* [Given instruction]:
Retype the material that follows, keeping every word as it is.

-- Start of Extracted material --

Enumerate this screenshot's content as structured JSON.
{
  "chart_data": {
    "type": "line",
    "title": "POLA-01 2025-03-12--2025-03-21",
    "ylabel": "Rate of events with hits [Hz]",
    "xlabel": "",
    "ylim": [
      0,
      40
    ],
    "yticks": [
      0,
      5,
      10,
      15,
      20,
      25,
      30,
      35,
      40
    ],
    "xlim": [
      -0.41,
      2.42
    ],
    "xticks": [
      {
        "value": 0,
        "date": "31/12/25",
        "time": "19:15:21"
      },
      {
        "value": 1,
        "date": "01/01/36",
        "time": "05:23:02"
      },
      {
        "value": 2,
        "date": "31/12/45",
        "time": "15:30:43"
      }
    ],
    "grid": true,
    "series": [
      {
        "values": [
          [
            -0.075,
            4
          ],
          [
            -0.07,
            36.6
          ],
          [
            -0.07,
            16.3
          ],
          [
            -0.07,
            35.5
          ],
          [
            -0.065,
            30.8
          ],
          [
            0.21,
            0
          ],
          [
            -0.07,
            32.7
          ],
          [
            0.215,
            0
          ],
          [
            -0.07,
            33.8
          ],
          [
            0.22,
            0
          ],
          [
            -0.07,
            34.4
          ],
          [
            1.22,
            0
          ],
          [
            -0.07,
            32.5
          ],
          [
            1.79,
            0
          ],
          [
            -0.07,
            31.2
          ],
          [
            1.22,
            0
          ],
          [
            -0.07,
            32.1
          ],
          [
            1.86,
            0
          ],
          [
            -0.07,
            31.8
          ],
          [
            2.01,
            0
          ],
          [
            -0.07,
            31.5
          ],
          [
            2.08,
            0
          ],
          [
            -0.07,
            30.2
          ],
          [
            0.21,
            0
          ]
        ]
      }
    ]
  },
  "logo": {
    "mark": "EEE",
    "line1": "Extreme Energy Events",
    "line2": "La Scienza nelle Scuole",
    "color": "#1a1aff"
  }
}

-- End of Extracted material --

* [Finished answer]:
Enumerate this screenshot's content as structured JSON.
{
  "chart_data": {
    "type": "line",
    "title": "POLA-01 2025-03-12--2025-03-21",
    "ylabel": "Rate of events with hits [Hz]",
    "xlabel": "",
    "ylim": [
      0,
      40
    ],
    "yticks": [
      0,
      5,
      10,
      15,
      20,
      25,
      30,
      35,
      40
    ],
    "xlim": [
      -0.41,
      2.42
    ],
    "xticks": [
      {
        "value": 0,
        "date": "31/12/25",
        "time": "19:15:21"
      },
      {
        "value": 1,
        "date": "01/01/36",
        "time": "05:23:02"
      },
      {
        "value": 2,
        "date": "31/12/45",
        "time": "15:30:43"
      }
    ],
    "grid": true,
    "series": [
      {
        "values": [
          [
            -0.075,
            4
          ],
          [
            -0.07,
            36.6
          ],
          [
            -0.07,
            16.3
          ],
          [
            -0.07,
            35.5
          ],
          [
            -0.065,
            30.8
          ],
          [
            0.21,
            0
          ],
          [
            -0.07,
            32.7
          ],
          [
            0.215,
            0
          ],
          [
            -0.07,
            33.8
          ],
          [
            0.22,
            0
          ],
          [
            -0.07,
            34.4
          ],
          [
            1.22,
            0
          ],
          [
            -0.07,
            32.5
          ],
          [
            1.79,
            0
          ],
          [
            -0.07,
            31.2
          ],
          [
            1.22,
            0
          ],
          [
            -0.07,
            32.1
          ],
          [
            1.86,
            0
          ],
          [
            -0.07,
            31.8
          ],
          [
            2.01,
            0
          ],
          [
            -0.07,
            31.5
          ],
          [
            2.08,
            0
          ],
          [
            -0.07,
            30.2
          ],
          [
            0.21,
            0
          ]
        ]
      }
    ]
  },
  "logo": {
    "mark": "EEE",
    "line1": "Extreme Energy Events",
    "line2": "La Scienza nelle Scuole",
    "color": "#1a1aff"
  }
}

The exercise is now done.